Set task:
Extract the full listing verbatim and drop any pictures from your copy.

Input material:
━━━━━━━━━━━━━━━━━━━━

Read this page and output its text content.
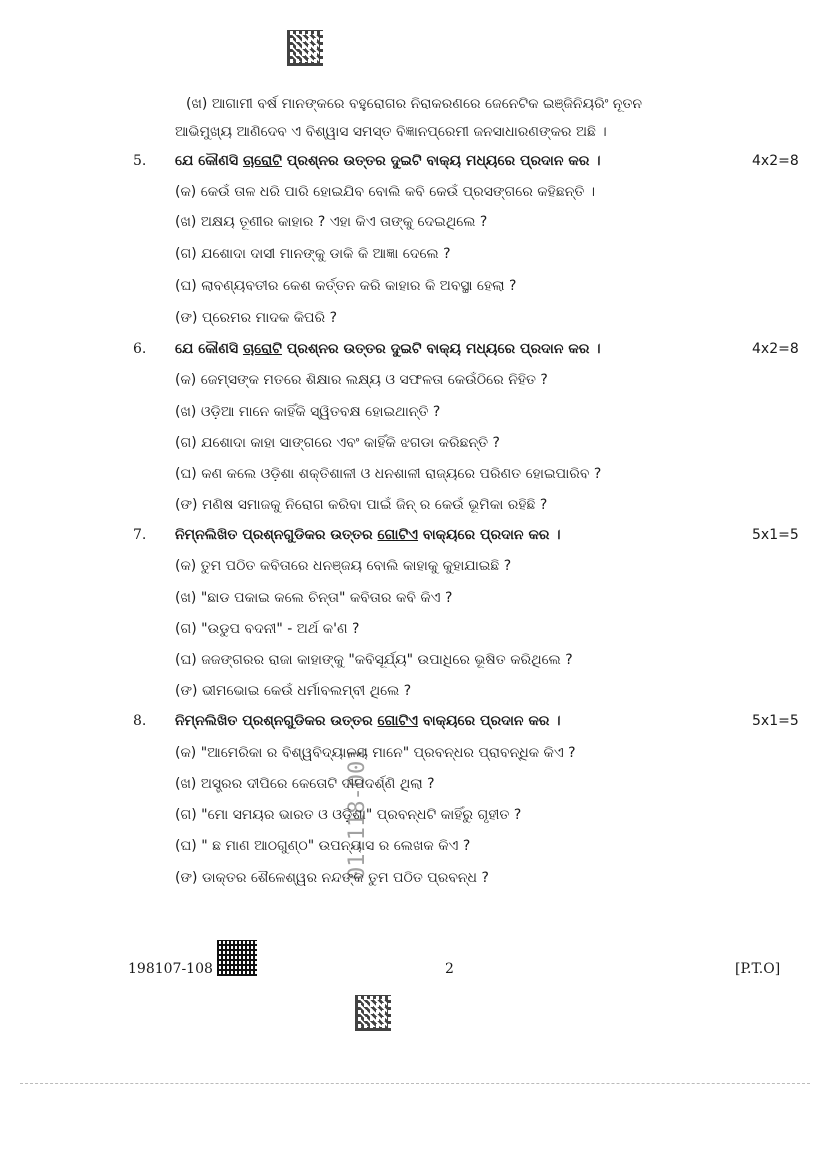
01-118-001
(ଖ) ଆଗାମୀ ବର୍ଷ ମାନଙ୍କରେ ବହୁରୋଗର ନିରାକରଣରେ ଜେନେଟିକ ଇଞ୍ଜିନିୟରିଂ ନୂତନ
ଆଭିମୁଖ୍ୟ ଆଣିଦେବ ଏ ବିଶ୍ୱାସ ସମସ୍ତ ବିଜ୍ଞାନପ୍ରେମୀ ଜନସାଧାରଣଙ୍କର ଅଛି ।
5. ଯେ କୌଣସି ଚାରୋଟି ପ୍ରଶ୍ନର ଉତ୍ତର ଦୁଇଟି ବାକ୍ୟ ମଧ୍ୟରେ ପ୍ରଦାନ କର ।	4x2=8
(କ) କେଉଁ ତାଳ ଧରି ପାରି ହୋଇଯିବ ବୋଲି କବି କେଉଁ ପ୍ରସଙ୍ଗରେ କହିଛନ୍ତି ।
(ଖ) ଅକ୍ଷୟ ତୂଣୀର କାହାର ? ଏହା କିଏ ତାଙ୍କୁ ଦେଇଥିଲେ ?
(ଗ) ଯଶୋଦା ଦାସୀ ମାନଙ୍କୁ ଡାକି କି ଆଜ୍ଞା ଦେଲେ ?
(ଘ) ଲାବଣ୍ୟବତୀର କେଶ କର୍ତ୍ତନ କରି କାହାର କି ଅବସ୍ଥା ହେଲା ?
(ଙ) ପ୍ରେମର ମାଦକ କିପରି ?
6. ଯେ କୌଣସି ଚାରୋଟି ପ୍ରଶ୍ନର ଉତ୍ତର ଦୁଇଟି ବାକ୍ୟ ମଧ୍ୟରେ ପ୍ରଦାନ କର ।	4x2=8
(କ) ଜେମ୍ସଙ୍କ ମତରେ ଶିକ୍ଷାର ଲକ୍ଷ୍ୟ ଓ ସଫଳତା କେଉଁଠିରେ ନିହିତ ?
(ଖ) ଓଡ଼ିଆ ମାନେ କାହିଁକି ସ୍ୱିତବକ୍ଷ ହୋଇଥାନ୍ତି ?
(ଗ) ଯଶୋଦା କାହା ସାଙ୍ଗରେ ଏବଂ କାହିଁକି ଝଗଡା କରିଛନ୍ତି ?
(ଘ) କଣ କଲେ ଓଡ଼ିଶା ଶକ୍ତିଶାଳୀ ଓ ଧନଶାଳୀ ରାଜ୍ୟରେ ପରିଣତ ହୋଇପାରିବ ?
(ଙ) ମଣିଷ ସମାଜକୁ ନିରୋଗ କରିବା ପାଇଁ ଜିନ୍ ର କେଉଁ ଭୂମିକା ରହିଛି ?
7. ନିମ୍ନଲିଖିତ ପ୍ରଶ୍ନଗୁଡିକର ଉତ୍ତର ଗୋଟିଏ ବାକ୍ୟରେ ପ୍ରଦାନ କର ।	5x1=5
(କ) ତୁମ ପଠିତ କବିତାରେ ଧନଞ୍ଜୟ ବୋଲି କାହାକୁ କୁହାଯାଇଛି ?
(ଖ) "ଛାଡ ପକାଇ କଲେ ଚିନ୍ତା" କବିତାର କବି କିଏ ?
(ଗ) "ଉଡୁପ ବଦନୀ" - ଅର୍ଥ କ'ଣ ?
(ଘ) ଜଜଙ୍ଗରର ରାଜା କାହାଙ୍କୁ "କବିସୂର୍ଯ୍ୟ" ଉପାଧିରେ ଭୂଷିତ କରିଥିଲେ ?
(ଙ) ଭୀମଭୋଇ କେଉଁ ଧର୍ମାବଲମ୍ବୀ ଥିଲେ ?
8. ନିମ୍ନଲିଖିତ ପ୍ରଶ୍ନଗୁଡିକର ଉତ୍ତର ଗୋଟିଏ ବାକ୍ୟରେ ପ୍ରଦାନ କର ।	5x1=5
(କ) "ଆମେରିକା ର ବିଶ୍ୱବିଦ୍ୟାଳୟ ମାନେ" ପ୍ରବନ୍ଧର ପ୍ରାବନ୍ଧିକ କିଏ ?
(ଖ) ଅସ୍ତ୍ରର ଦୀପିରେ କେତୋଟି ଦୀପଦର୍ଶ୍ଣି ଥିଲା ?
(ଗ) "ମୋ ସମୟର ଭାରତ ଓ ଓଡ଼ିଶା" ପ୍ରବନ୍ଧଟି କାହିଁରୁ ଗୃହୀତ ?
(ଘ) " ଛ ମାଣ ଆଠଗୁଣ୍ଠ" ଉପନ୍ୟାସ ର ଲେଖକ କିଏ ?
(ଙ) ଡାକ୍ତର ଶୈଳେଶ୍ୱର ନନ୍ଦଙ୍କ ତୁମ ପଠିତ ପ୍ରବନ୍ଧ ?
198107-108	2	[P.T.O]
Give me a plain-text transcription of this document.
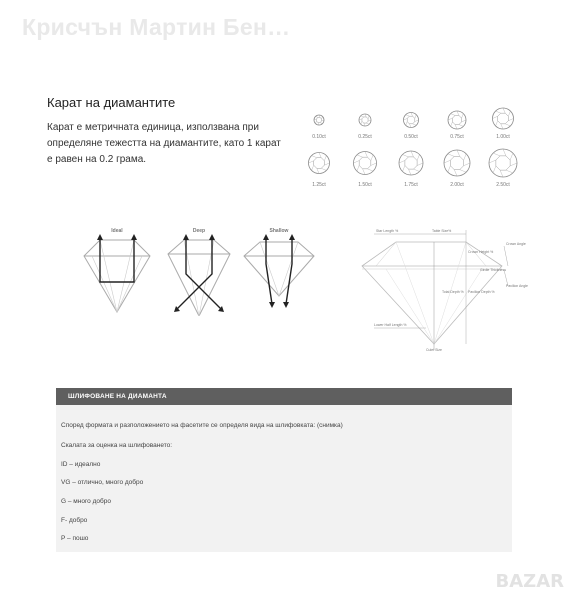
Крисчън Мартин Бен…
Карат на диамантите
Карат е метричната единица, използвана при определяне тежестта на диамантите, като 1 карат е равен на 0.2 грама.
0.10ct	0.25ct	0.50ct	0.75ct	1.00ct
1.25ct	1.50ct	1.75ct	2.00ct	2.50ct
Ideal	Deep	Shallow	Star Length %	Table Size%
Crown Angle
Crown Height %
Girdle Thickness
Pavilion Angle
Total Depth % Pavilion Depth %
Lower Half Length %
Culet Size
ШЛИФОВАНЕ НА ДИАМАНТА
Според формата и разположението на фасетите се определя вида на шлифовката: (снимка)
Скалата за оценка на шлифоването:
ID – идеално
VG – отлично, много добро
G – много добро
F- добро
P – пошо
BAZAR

━━━━━━━━━━━━━━━━━━━━

Completed exercise:
Read this page and output its text content.
01-118-001
(ଖ) ଆଗାମୀ ବର୍ଷ ମାନଙ୍କରେ ବହୁରୋଗର ନିରାକରଣରେ ଜେନେଟିକ ଇଞ୍ଜିନିୟରିଂ ନୂତନ
ଆଭିମୁଖ୍ୟ ଆଣିଦେବ ଏ ବିଶ୍ୱାସ ସମସ୍ତ ବିଜ୍ଞାନପ୍ରେମୀ ଜନସାଧାରଣଙ୍କର ଅଛି ।
5. ଯେ କୌଣସି ଚାରୋଟି ପ୍ରଶ୍ନର ଉତ୍ତର ଦୁଇଟି ବାକ୍ୟ ମଧ୍ୟରେ ପ୍ରଦାନ କର ।	4x2=8
(କ) କେଉଁ ତାଳ ଧରି ପାରି ହୋଇଯିବ ବୋଲି କବି କେଉଁ ପ୍ରସଙ୍ଗରେ କହିଛନ୍ତି ।
(ଖ) ଅକ୍ଷୟ ତୂଣୀର କାହାର ? ଏହା କିଏ ତାଙ୍କୁ ଦେଇଥିଲେ ?
(ଗ) ଯଶୋଦା ଦାସୀ ମାନଙ୍କୁ ଡାକି କି ଆଜ୍ଞା ଦେଲେ ?
(ଘ) ଲାବଣ୍ୟବତୀର କେଶ କର୍ତ୍ତନ କରି କାହାର କି ଅବସ୍ଥା ହେଲା ?
(ଙ) ପ୍ରେମର ମାଦକ କିପରି ?
6. ଯେ କୌଣସି ଚାରୋଟି ପ୍ରଶ୍ନର ଉତ୍ତର ଦୁଇଟି ବାକ୍ୟ ମଧ୍ୟରେ ପ୍ରଦାନ କର ।	4x2=8
(କ) ଜେମ୍ସଙ୍କ ମତରେ ଶିକ୍ଷାର ଲକ୍ଷ୍ୟ ଓ ସଫଳତା କେଉଁଠିରେ ନିହିତ ?
(ଖ) ଓଡ଼ିଆ ମାନେ କାହିଁକି ସ୍ୱିତବକ୍ଷ ହୋଇଥାନ୍ତି ?
(ଗ) ଯଶୋଦା କାହା ସାଙ୍ଗରେ ଏବଂ କାହିଁକି ଝଗଡା କରିଛନ୍ତି ?
(ଘ) କଣ କଲେ ଓଡ଼ିଶା ଶକ୍ତିଶାଳୀ ଓ ଧନଶାଳୀ ରାଜ୍ୟରେ ପରିଣତ ହୋଇପାରିବ ?
(ଙ) ମଣିଷ ସମାଜକୁ ନିରୋଗ କରିବା ପାଇଁ ଜିନ୍ ର କେଉଁ ଭୂମିକା ରହିଛି ?
7. ନିମ୍ନଲିଖିତ ପ୍ରଶ୍ନଗୁଡିକର ଉତ୍ତର ଗୋଟିଏ ବାକ୍ୟରେ ପ୍ରଦାନ କର ।	5x1=5
(କ) ତୁମ ପଠିତ କବିତାରେ ଧନଞ୍ଜୟ ବୋଲି କାହାକୁ କୁହାଯାଇଛି ?
(ଖ) "ଛାଡ ପକାଇ କଲେ ଚିନ୍ତା" କବିତାର କବି କିଏ ?
(ଗ) "ଉଡୁପ ବଦନୀ" - ଅର୍ଥ କ'ଣ ?
(ଘ) ଜଜଙ୍ଗରର ରାଜା କାହାଙ୍କୁ "କବିସୂର୍ଯ୍ୟ" ଉପାଧିରେ ଭୂଷିତ କରିଥିଲେ ?
(ଙ) ଭୀମଭୋଇ କେଉଁ ଧର୍ମାବଲମ୍ବୀ ଥିଲେ ?
8. ନିମ୍ନଲିଖିତ ପ୍ରଶ୍ନଗୁଡିକର ଉତ୍ତର ଗୋଟିଏ ବାକ୍ୟରେ ପ୍ରଦାନ କର ।	5x1=5
(କ) "ଆମେରିକା ର ବିଶ୍ୱବିଦ୍ୟାଳୟ ମାନେ" ପ୍ରବନ୍ଧର ପ୍ରାବନ୍ଧିକ କିଏ ?
(ଖ) ଅସ୍ତ୍ରର ଦୀପିରେ କେତୋଟି ଦୀପଦର୍ଶ୍ଣି ଥିଲା ?
(ଗ) "ମୋ ସମୟର ଭାରତ ଓ ଓଡ଼ିଶା" ପ୍ରବନ୍ଧଟି କାହିଁରୁ ଗୃହୀତ ?
(ଘ) " ଛ ମାଣ ଆଠଗୁଣ୍ଠ" ଉପନ୍ୟାସ ର ଲେଖକ କିଏ ?
(ଙ) ଡାକ୍ତର ଶୈଳେଶ୍ୱର ନନ୍ଦଙ୍କ ତୁମ ପଠିତ ପ୍ରବନ୍ଧ ?
198107-108	2	[P.T.O]
Give me a plain-text transcription of this document.
Крисчън Мартин Бен…
Карат на диамантите
Карат е метричната единица, използвана при определяне тежестта на диамантите, като 1 карат е равен на 0.2 грама.
0.10ct	0.25ct	0.50ct	0.75ct	1.00ct
1.25ct	1.50ct	1.75ct	2.00ct	2.50ct
Ideal	Deep	Shallow	Star Length %	Table Size%
Crown Angle
Crown Height %
Girdle Thickness
Pavilion Angle
Total Depth % Pavilion Depth %
Lower Half Length %
Culet Size
ШЛИФОВАНЕ НА ДИАМАНТА
Според формата и разположението на фасетите се определя вида на шлифовката: (снимка)
Скалата за оценка на шлифоването:
ID – идеално
VG – отлично, много добро
G – много добро
F- добро
P – пошо
BAZAR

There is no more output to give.